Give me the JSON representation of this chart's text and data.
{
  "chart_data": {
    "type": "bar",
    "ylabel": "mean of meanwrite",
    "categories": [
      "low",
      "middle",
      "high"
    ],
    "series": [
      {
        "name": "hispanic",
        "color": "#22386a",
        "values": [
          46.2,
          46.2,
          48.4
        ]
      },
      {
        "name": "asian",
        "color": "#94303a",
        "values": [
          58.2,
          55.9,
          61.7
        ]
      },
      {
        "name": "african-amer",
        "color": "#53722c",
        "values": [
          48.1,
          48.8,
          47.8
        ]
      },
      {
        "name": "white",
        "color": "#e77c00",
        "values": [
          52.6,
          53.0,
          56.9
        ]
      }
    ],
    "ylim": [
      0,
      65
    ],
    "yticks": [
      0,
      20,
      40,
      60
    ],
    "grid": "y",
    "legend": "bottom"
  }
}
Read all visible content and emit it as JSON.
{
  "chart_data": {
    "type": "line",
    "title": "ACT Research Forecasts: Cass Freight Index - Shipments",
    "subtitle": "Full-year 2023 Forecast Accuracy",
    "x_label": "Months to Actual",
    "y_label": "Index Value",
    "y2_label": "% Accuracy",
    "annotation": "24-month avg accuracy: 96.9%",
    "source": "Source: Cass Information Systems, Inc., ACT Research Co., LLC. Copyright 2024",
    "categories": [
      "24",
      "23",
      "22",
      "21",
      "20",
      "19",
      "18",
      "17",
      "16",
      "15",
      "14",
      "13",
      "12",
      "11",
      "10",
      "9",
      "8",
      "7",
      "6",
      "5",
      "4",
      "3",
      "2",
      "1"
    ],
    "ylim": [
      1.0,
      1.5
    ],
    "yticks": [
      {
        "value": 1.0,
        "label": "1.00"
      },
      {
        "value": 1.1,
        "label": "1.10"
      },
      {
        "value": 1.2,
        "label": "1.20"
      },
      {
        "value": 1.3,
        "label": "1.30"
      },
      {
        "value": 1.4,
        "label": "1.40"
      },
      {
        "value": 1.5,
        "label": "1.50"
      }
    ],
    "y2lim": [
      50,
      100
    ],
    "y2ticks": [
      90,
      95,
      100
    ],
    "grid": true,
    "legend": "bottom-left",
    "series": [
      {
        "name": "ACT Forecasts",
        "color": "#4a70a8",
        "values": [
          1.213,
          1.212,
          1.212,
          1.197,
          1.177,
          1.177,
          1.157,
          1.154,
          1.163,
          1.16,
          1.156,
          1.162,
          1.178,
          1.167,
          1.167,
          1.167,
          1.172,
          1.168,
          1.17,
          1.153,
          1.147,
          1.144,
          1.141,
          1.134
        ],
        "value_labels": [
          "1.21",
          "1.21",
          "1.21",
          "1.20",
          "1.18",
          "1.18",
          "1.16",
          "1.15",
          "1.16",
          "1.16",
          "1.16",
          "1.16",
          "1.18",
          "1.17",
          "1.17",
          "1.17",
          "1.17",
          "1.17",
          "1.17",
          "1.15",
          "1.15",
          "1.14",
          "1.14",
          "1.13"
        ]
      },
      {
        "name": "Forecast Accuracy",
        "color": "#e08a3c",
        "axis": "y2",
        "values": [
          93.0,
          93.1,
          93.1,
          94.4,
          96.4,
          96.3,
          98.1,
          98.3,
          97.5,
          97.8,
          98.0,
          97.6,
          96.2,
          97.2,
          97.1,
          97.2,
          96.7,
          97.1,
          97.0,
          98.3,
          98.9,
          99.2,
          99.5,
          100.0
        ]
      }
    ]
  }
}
--*--
▶ Required work
Across the material above, how many lines include the string "Research"? Only the number is wanted.

▶ Response to the exercise
2